_EXERCISE REQUIREMENTS:_
Across the entries below, how many lines contain the word "landelijk"? Give the number alone.

_ENTRIES PROVIDED:_

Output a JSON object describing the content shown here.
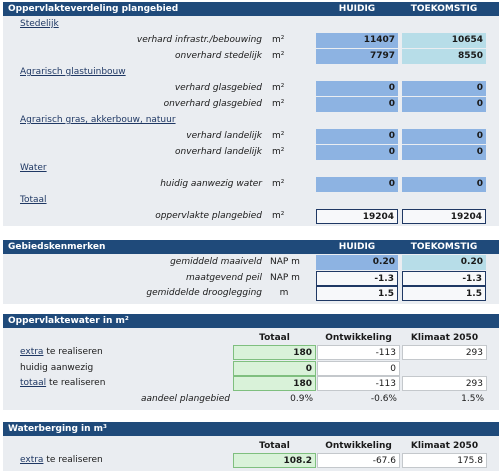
{
  "sections": [
    {
      "title": "Oppervlakteverdeling plangebied",
      "columns": [
        "HUIDIG",
        "TOEKOMSTIG"
      ],
      "groups": [
        {
          "name": "Stedelijk",
          "rows": [
            {
              "label": "verhard infrastr./bebouwing",
              "unit": "m²",
              "values": [
                "11407",
                "10654"
              ]
            },
            {
              "label": "onverhard stedelijk",
              "unit": "m²",
              "values": [
                "7797",
                "8550"
              ]
            }
          ]
        },
        {
          "name": "Agrarisch glastuinbouw",
          "rows": [
            {
              "label": "verhard glasgebied",
              "unit": "m²",
              "values": [
                "0",
                "0"
              ]
            },
            {
              "label": "onverhard glasgebied",
              "unit": "m²",
              "values": [
                "0",
                "0"
              ]
            }
          ]
        },
        {
          "name": "Agrarisch gras, akkerbouw, natuur",
          "rows": [
            {
              "label": "verhard landelijk",
              "unit": "m²",
              "values": [
                "0",
                "0"
              ]
            },
            {
              "label": "onverhard landelijk",
              "unit": "m²",
              "values": [
                "0",
                "0"
              ]
            }
          ]
        },
        {
          "name": "Water",
          "rows": [
            {
              "label": "huidig aanwezig water",
              "unit": "m²",
              "values": [
                "0",
                "0"
              ]
            }
          ]
        },
        {
          "name": "Totaal",
          "rows": [
            {
              "label": "oppervlakte plangebied",
              "unit": "m²",
              "values": [
                "19204",
                "19204"
              ]
            }
          ]
        }
      ]
    },
    {
      "title": "Gebiedskenmerken",
      "columns": [
        "HUIDIG",
        "TOEKOMSTIG"
      ],
      "rows": [
        {
          "label": "gemiddeld maaiveld",
          "unit": "NAP m",
          "values": [
            "0.20",
            "0.20"
          ]
        },
        {
          "label": "maatgevend peil",
          "unit": "NAP m",
          "values": [
            "-1.3",
            "-1.3"
          ]
        },
        {
          "label": "gemiddelde drooglegging",
          "unit": "m",
          "values": [
            "1.5",
            "1.5"
          ]
        }
      ]
    },
    {
      "title": "Oppervlaktewater in m²",
      "columns": [
        "Totaal",
        "Ontwikkeling",
        "Klimaat 2050"
      ],
      "rows": [
        {
          "link": "extra",
          "label": "te realiseren",
          "values": [
            "180",
            "-113",
            "293"
          ]
        },
        {
          "label": "huidig aanwezig",
          "values": [
            "0",
            "0",
            null
          ]
        },
        {
          "link": "totaal",
          "label": "te realiseren",
          "values": [
            "180",
            "-113",
            "293"
          ]
        },
        {
          "label": "aandeel plangebied",
          "values": [
            "0.9%",
            "-0.6%",
            "1.5%"
          ]
        }
      ]
    },
    {
      "title": "Waterberging in m³",
      "columns": [
        "Totaal",
        "Ontwikkeling",
        "Klimaat 2050"
      ],
      "rows": [
        {
          "link": "extra",
          "label": "te realiseren",
          "values": [
            "108.2",
            "-67.6",
            "175.8"
          ]
        }
      ]
    }
  ]
}
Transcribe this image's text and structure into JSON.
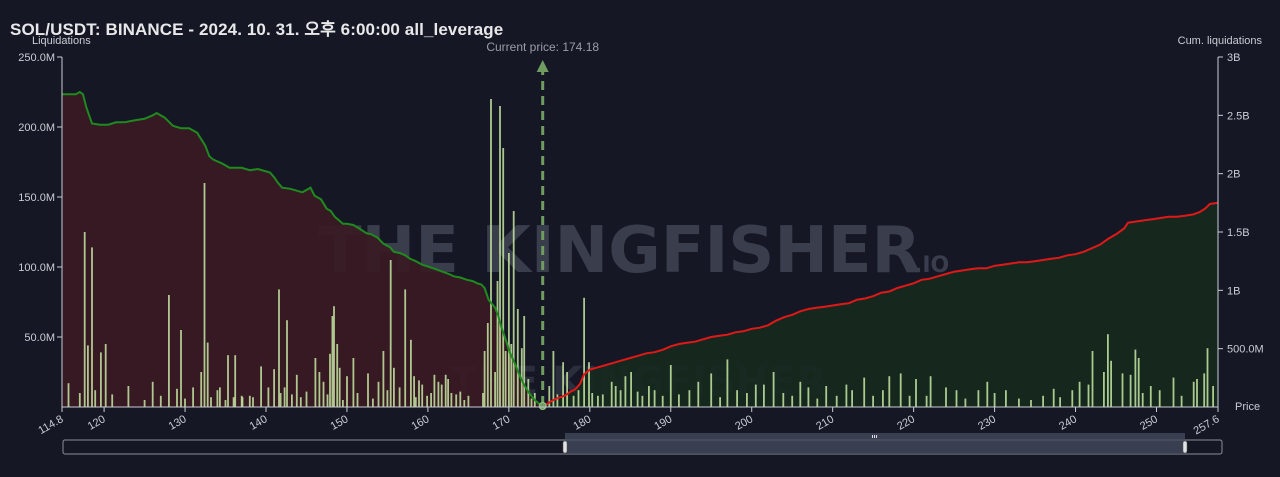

_WORKED SOLUTION:_
2